WHAT YOU ARE ASKED TO DO ::
Locate every line below that contains the word "cabinet" and copy it.

SUPPLIED RECORDS ::
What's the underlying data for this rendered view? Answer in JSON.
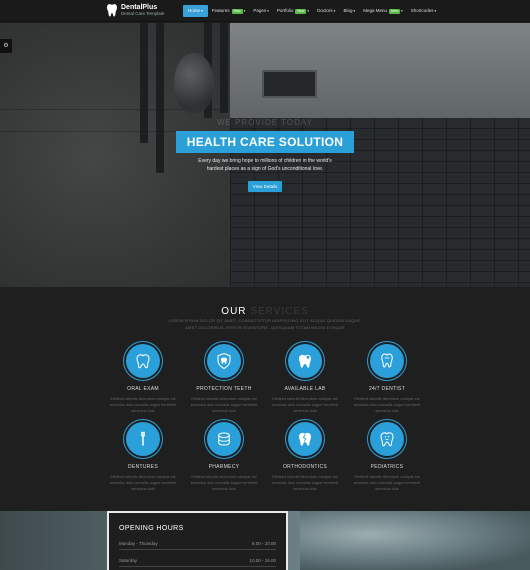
{
  "brand": {
    "name": "DentalPlus",
    "tagline": "Dental Care Template"
  },
  "nav": [
    {
      "label": "Home",
      "caret": true,
      "active": true
    },
    {
      "label": "Features",
      "badge": "New",
      "caret": true
    },
    {
      "label": "Pages",
      "caret": true
    },
    {
      "label": "Portfolio",
      "badge": "New",
      "caret": true
    },
    {
      "label": "Doctors",
      "caret": true
    },
    {
      "label": "Blog",
      "caret": true
    },
    {
      "label": "Mega Menu",
      "badge": "New",
      "caret": true
    },
    {
      "label": "Shortcodes",
      "caret": true
    }
  ],
  "caret_glyph": "▾",
  "hero": {
    "small": "WE PROVIDE TODAY",
    "title": "HEALTH CARE SOLUTION",
    "text": "Every day we bring hope to millions of children in the world's hardest places as a sign of God's unconditional love.",
    "button": "View Details"
  },
  "services": {
    "title_main": "OUR",
    "title_muted": "SERVICES",
    "description": "LOREM IPSUM DOLOR SIT AMET, CONSECTETUR ADIPISICING ELIT ACQUE QUIDEM EAQUE, AMET DOLORIBUS, ERROR INVENTORE, QUISQUAM TOTAM MAGNI EVNQUE",
    "items": [
      {
        "title": "ORAL EXAM",
        "icon": "tooth-icon",
        "text": "Eleifend lobortis bibendum volutpat est senectus duis convallis augue hendrerit senectus duis"
      },
      {
        "title": "PROTECTION TEETH",
        "icon": "shield-tooth-icon",
        "text": "Eleifend lobortis bibendum volutpat est senectus duis convallis augue hendrerit senectus duis"
      },
      {
        "title": "AVAILABLE LAB",
        "icon": "lab-tooth-icon",
        "text": "Eleifend lobortis bibendum volutpat est senectus duis convallis augue hendrerit senectus duis"
      },
      {
        "title": "24/7 DENTIST",
        "icon": "dentist-icon",
        "text": "Eleifend lobortis bibendum volutpat est senectus duis convallis augue hendrerit senectus duis"
      },
      {
        "title": "DENTURES",
        "icon": "toothbrush-icon",
        "text": "Eleifend lobortis bibendum volutpat est senectus duis convallis augue hendrerit senectus duis"
      },
      {
        "title": "PHARMECY",
        "icon": "pill-box-icon",
        "text": "Eleifend lobortis bibendum volutpat est senectus duis convallis augue hendrerit senectus duis"
      },
      {
        "title": "ORTHODONTICS",
        "icon": "cracked-tooth-icon",
        "text": "Eleifend lobortis bibendum volutpat est senectus duis convallis augue hendrerit senectus duis"
      },
      {
        "title": "PEDIATRICS",
        "icon": "kid-tooth-icon",
        "text": "Eleifend lobortis bibendum volutpat est senectus duis convallis augue hendrerit senectus duis"
      }
    ]
  },
  "hours": {
    "title": "OPENING HOURS",
    "rows": [
      {
        "day": "Monday - Thursday",
        "time": "8.00 - 20.00"
      },
      {
        "day": "Saturday",
        "time": "10.00 - 16.00"
      }
    ]
  },
  "colors": {
    "accent": "#2a9fd8",
    "badge": "#59b847",
    "background": "#1e1e1e"
  }
}
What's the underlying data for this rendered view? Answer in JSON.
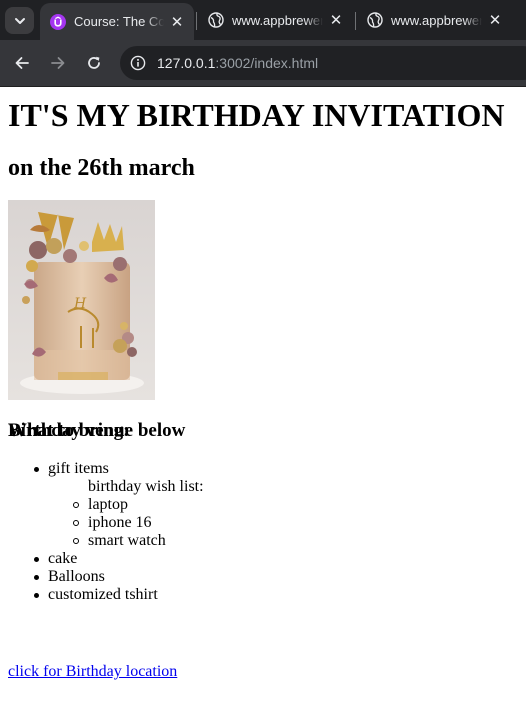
{
  "browser": {
    "tabs": [
      {
        "title": "Course: The Com",
        "icon": "udemy-shield-icon",
        "active": true
      },
      {
        "title": "www.appbrewer",
        "icon": "globe-icon",
        "active": false
      },
      {
        "title": "www.appbrewer",
        "icon": "globe-icon",
        "active": false
      }
    ],
    "close_glyph": "✕",
    "url": {
      "host": "127.0.0.1",
      "path": ":3002/index.html"
    }
  },
  "page": {
    "heading": "IT'S MY BIRTHDAY INVITATION",
    "subheading": "on the 26th march",
    "image_alt": "birthday cake",
    "bring_heading": "What to bring:",
    "bring_items": [
      "gift items",
      "birthday wish list:",
      "laptop",
      "iphone 16",
      "smart watch",
      "cake",
      "Balloons",
      "customized tshirt"
    ],
    "venue_heading": "Birthday venue below",
    "location_link": "click for Birthday location"
  },
  "colors": {
    "chrome_dark": "#202124",
    "chrome_toolbar": "#35363a",
    "link": "#0000ee",
    "udemy_purple": "#a435f0"
  }
}
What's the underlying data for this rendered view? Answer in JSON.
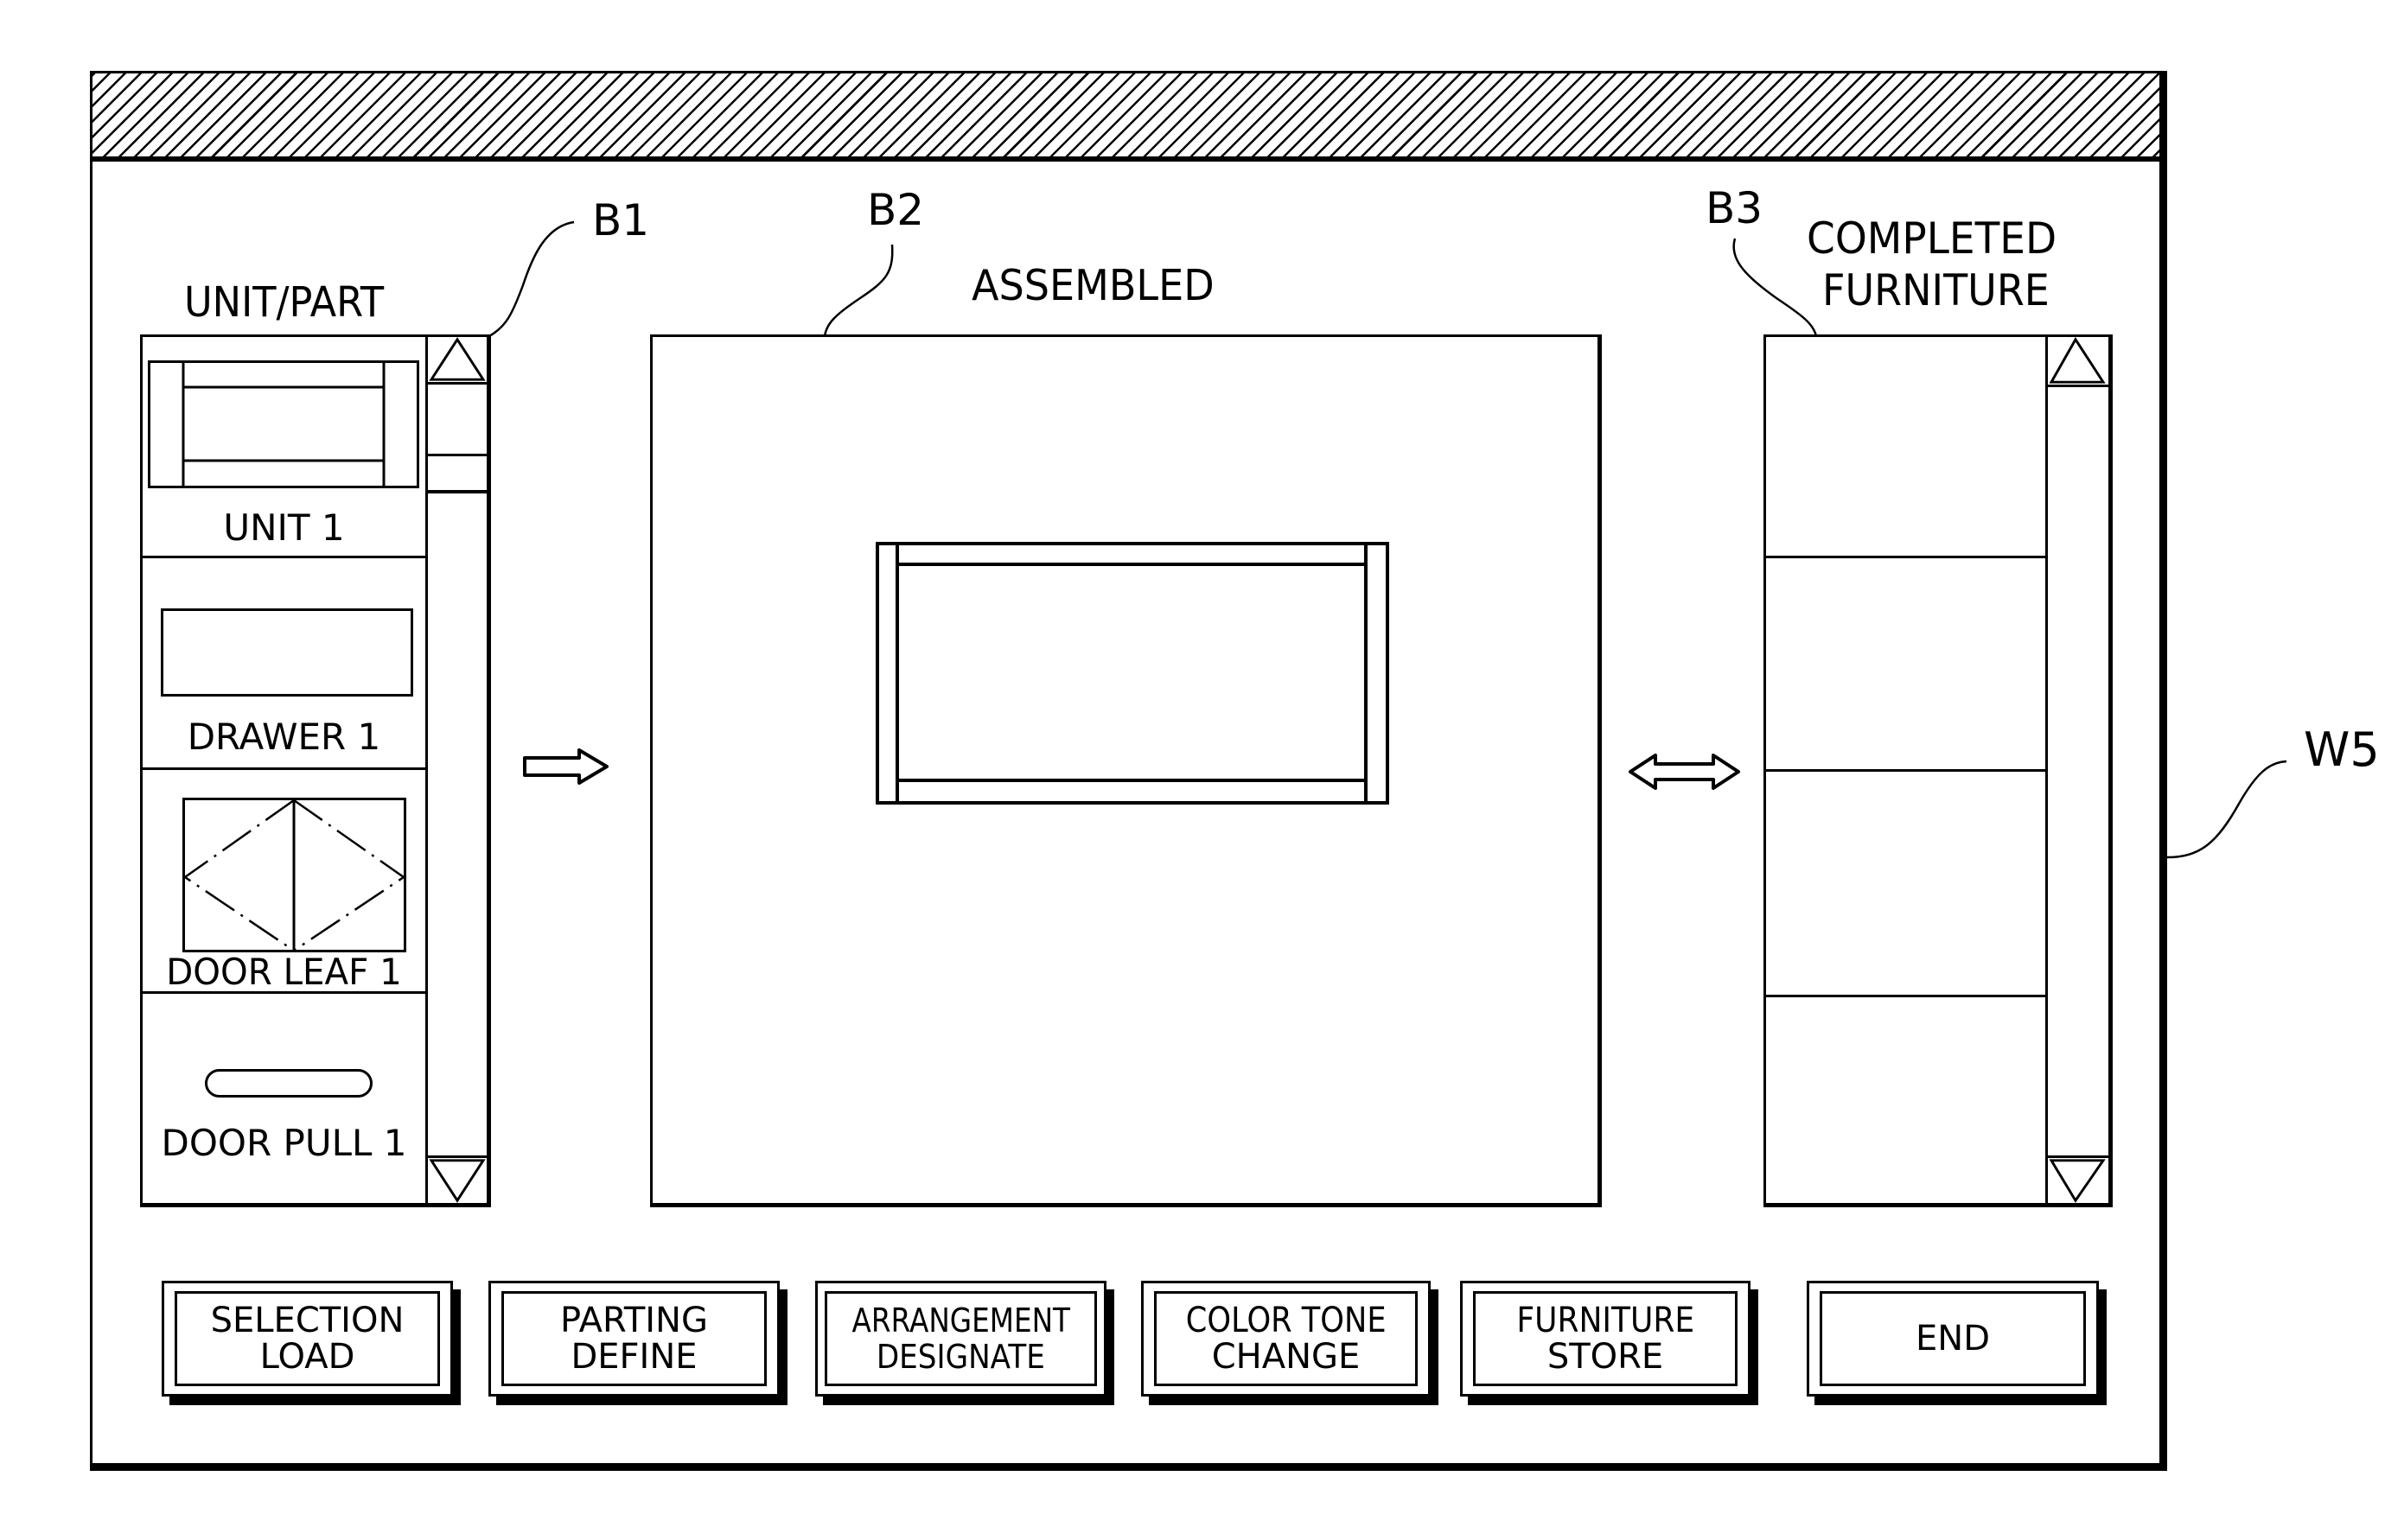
{
  "window": {
    "reference": "W5",
    "title": ""
  },
  "parts_panel": {
    "reference": "B1",
    "heading": "UNIT/PART",
    "items": [
      {
        "label": "UNIT 1",
        "icon": "cabinet-unit-icon"
      },
      {
        "label": "DRAWER 1",
        "icon": "drawer-icon"
      },
      {
        "label": "DOOR LEAF 1",
        "icon": "door-leaf-icon"
      },
      {
        "label": "DOOR PULL 1",
        "icon": "door-pull-icon"
      }
    ],
    "scroll_up_icon": "triangle-up-icon",
    "scroll_down_icon": "triangle-down-icon"
  },
  "add_arrow": {
    "icon": "arrow-right-icon"
  },
  "assembly_panel": {
    "reference": "B2",
    "heading": "ASSEMBLED",
    "content_icon": "assembled-cabinet-icon"
  },
  "transfer_arrow": {
    "icon": "arrow-left-right-icon"
  },
  "completed_panel": {
    "reference": "B3",
    "heading_line1": "COMPLETED",
    "heading_line2": "FURNITURE",
    "slots": [
      "",
      "",
      "",
      ""
    ],
    "scroll_up_icon": "triangle-up-icon",
    "scroll_down_icon": "triangle-down-icon"
  },
  "buttons": [
    {
      "id": "selection-load",
      "line1": "SELECTION",
      "line2": "LOAD"
    },
    {
      "id": "parting-define",
      "line1": "PARTING",
      "line2": "DEFINE"
    },
    {
      "id": "arrangement-designate",
      "line1": "ARRANGEMENT",
      "line2": "DESIGNATE"
    },
    {
      "id": "color-tone-change",
      "line1": "COLOR TONE",
      "line2": "CHANGE"
    },
    {
      "id": "furniture-store",
      "line1": "FURNITURE",
      "line2": "STORE"
    },
    {
      "id": "end",
      "line1": "END",
      "line2": ""
    }
  ],
  "colors": {
    "ink": "#000000",
    "paper": "#ffffff"
  }
}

REPLY TO THE TASK ::
        "icon": "cabinet-unit-icon"
    "content_icon": "assembled-cabinet-icon"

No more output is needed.